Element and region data
────────
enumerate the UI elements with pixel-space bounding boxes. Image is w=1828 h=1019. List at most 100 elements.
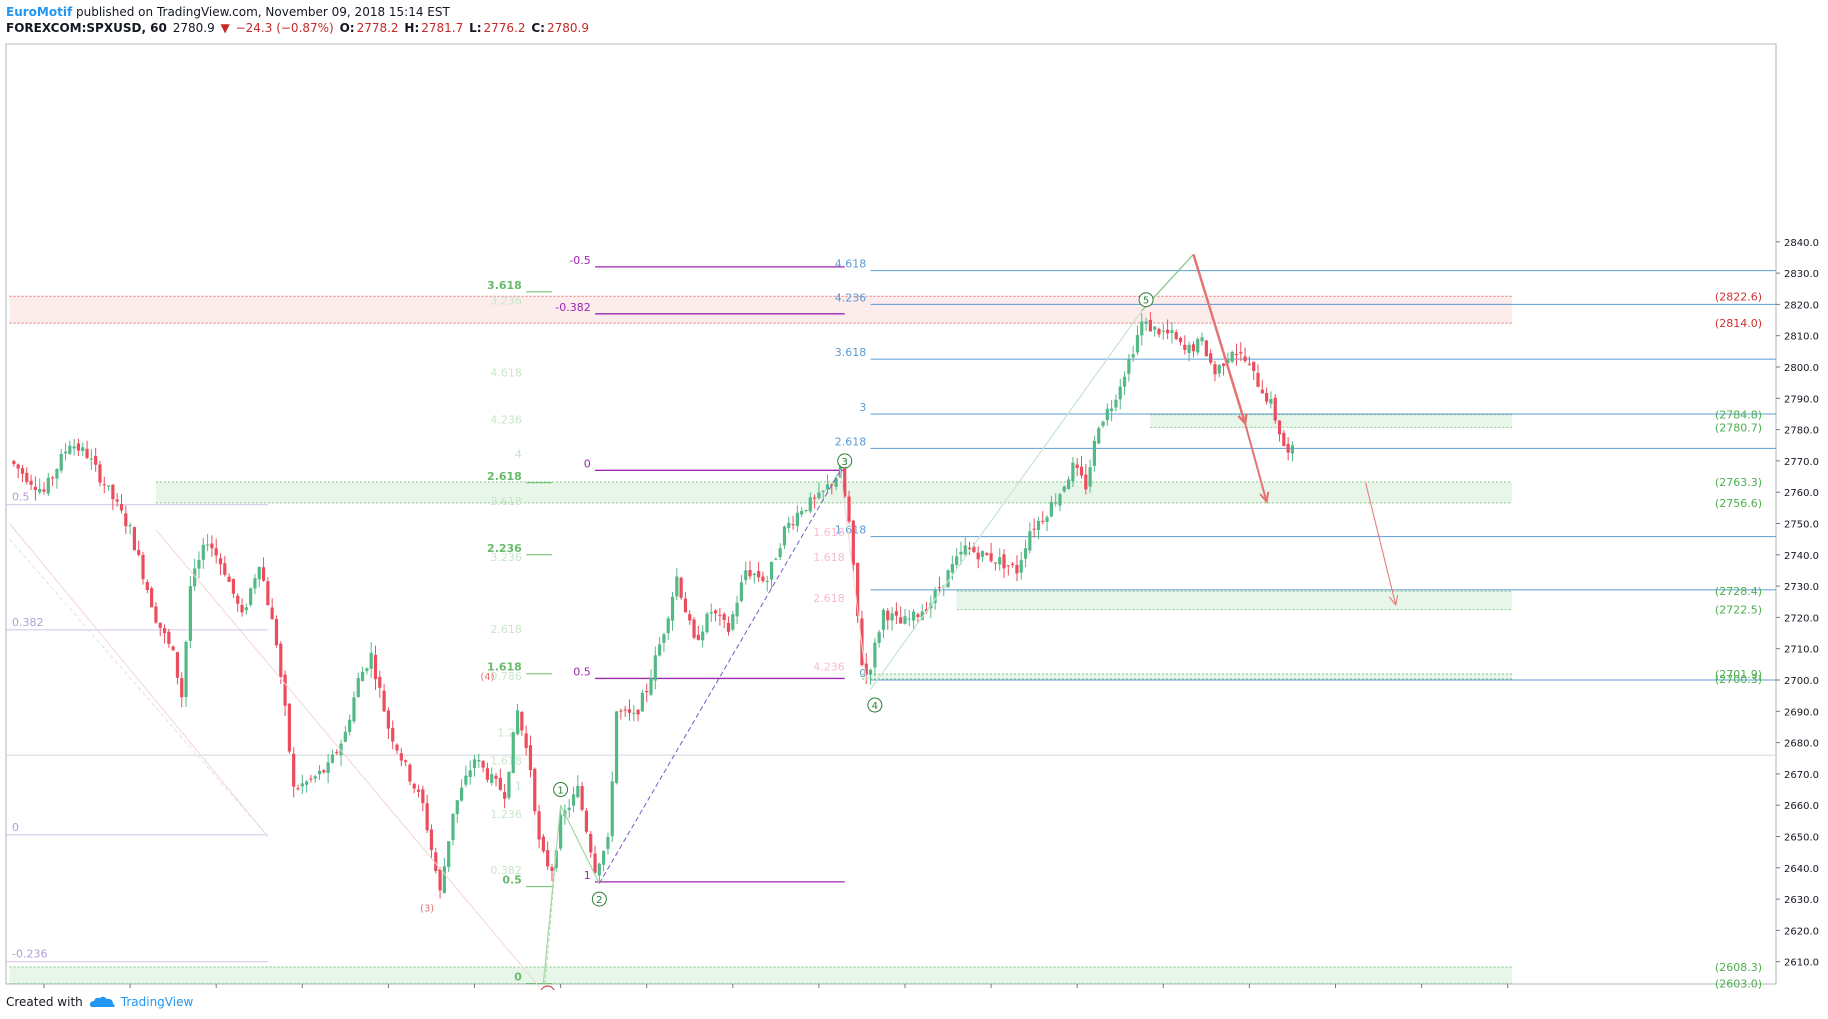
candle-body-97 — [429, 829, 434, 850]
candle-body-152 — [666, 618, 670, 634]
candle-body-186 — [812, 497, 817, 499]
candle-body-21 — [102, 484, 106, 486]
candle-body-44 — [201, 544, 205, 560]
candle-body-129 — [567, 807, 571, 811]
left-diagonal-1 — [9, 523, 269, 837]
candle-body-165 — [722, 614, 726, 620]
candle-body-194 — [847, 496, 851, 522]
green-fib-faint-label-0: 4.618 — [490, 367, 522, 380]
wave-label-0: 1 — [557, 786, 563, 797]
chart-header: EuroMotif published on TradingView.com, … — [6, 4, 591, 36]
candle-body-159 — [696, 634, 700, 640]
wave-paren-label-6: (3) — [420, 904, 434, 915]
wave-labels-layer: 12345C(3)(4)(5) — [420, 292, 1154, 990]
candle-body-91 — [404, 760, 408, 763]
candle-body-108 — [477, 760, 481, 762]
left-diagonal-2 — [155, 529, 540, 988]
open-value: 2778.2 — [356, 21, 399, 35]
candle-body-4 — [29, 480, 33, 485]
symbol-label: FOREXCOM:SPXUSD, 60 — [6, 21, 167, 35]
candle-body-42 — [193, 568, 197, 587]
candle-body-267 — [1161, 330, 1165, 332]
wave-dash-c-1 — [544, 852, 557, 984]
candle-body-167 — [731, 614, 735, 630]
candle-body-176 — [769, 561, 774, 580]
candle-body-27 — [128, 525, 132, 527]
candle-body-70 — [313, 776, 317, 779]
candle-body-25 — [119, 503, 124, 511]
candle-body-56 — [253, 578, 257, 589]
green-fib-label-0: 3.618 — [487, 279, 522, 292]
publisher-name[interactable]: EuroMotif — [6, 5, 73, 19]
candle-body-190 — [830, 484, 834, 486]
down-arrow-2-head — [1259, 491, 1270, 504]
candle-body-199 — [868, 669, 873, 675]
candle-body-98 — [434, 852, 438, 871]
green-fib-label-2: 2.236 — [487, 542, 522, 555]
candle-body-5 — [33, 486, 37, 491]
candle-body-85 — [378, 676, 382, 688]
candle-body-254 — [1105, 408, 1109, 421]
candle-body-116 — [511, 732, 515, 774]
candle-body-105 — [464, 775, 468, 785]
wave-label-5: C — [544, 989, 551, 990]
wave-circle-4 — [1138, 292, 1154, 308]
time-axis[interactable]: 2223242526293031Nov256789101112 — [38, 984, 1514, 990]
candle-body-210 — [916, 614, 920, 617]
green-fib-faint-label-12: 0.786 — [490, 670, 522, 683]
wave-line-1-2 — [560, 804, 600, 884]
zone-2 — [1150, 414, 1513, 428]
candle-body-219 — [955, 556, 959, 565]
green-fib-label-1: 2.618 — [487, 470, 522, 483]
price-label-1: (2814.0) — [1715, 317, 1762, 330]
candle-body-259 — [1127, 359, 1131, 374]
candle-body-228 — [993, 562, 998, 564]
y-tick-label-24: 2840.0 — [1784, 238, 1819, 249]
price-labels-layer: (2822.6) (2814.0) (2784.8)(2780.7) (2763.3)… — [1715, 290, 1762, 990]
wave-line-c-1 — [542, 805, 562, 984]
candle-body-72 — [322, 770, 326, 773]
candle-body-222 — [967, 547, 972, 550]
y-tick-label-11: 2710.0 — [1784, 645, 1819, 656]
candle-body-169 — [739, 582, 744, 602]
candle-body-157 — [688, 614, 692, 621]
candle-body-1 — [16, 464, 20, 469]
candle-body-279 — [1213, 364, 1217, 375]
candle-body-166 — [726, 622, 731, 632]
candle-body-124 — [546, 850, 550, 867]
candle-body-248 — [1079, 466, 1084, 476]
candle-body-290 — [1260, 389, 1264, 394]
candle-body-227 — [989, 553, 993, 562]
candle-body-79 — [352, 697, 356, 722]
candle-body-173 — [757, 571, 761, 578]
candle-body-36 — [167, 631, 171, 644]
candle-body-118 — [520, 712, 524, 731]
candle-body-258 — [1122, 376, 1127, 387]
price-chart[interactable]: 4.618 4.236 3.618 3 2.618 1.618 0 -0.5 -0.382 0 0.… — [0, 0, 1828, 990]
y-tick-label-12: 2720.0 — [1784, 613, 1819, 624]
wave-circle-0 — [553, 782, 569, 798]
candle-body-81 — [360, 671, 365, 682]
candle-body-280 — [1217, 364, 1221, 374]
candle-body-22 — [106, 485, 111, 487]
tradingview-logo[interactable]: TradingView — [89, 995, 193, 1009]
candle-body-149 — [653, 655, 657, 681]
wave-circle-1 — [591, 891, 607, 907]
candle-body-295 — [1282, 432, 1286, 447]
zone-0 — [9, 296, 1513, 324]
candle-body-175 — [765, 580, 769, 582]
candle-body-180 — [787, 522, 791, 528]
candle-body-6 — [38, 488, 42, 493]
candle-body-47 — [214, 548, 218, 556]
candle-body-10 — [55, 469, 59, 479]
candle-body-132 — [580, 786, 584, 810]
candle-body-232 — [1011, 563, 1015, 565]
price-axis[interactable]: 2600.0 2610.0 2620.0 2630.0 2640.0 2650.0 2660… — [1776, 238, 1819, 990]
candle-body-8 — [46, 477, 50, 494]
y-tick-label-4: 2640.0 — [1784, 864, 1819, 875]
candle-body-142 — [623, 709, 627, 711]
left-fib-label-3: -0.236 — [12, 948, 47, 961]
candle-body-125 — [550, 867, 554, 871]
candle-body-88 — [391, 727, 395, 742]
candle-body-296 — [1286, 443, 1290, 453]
────────
§ Challenge:
Reproduce the rows without any changes, beginning at the line containing "candle-body-97 — [429, 829, 434, 850]" and continuing through the line containing "candle-body-167 — [731, 614, 735, 630]".

§ Full output:
candle-body-97 — [429, 829, 434, 850]
candle-body-152 — [666, 618, 670, 634]
candle-body-186 — [812, 497, 817, 499]
candle-body-21 — [102, 484, 106, 486]
candle-body-44 — [201, 544, 205, 560]
candle-body-129 — [567, 807, 571, 811]
left-diagonal-1 — [9, 523, 269, 837]
candle-body-165 — [722, 614, 726, 620]
candle-body-194 — [847, 496, 851, 522]
green-fib-faint-label-0: 4.618 — [490, 367, 522, 380]
wave-label-0: 1 — [557, 786, 563, 797]
chart-header: EuroMotif published on TradingView.com, … — [6, 4, 591, 36]
candle-body-159 — [696, 634, 700, 640]
wave-paren-label-6: (3) — [420, 904, 434, 915]
wave-labels-layer: 12345C(3)(4)(5) — [420, 292, 1154, 990]
candle-body-91 — [404, 760, 408, 763]
candle-body-108 — [477, 760, 481, 762]
left-diagonal-2 — [155, 529, 540, 988]
open-value: 2778.2 — [356, 21, 399, 35]
candle-body-4 — [29, 480, 33, 485]
symbol-label: FOREXCOM:SPXUSD, 60 — [6, 21, 167, 35]
candle-body-42 — [193, 568, 197, 587]
candle-body-267 — [1161, 330, 1165, 332]
wave-dash-c-1 — [544, 852, 557, 984]
candle-body-167 — [731, 614, 735, 630]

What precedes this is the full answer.